• TO DO
Restate the data below word for word. Skip any images it contains.

• SUPPLIED MATERIAL
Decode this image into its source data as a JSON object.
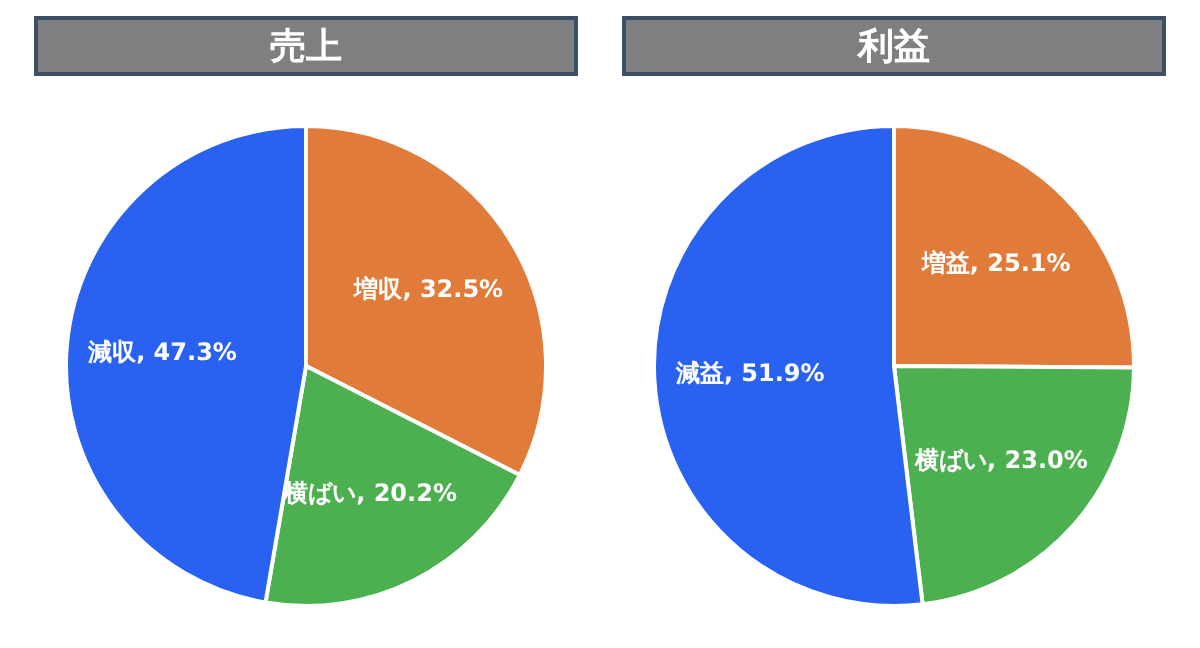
{
  "chart_data": [
    {
      "type": "pie",
      "title": "売上",
      "categories": [
        "増収",
        "横ばい",
        "減収"
      ],
      "values": [
        32.5,
        20.2,
        47.3
      ],
      "colors": [
        "#e07b39",
        "#4caf50",
        "#2962f0"
      ],
      "value_labels": [
        "32.5%",
        "20.2%",
        "47.3%"
      ],
      "legend": false
    },
    {
      "type": "pie",
      "title": "利益",
      "categories": [
        "増益",
        "横ばい",
        "減益"
      ],
      "values": [
        25.1,
        23.0,
        51.9
      ],
      "colors": [
        "#e07b39",
        "#4caf50",
        "#2962f0"
      ],
      "value_labels": [
        "25.1%",
        "23.0%",
        "51.9%"
      ],
      "legend": false
    }
  ]
}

• WRITTEN RESPONSE
Decode this image into its source data as a JSON object.
{
  "chart_data": [
    {
      "type": "pie",
      "title": "売上",
      "categories": [
        "増収",
        "横ばい",
        "減収"
      ],
      "values": [
        32.5,
        20.2,
        47.3
      ],
      "colors": [
        "#e07b39",
        "#4caf50",
        "#2962f0"
      ],
      "value_labels": [
        "32.5%",
        "20.2%",
        "47.3%"
      ],
      "legend": false
    },
    {
      "type": "pie",
      "title": "利益",
      "categories": [
        "増益",
        "横ばい",
        "減益"
      ],
      "values": [
        25.1,
        23.0,
        51.9
      ],
      "colors": [
        "#e07b39",
        "#4caf50",
        "#2962f0"
      ],
      "value_labels": [
        "25.1%",
        "23.0%",
        "51.9%"
      ],
      "legend": false
    }
  ]
}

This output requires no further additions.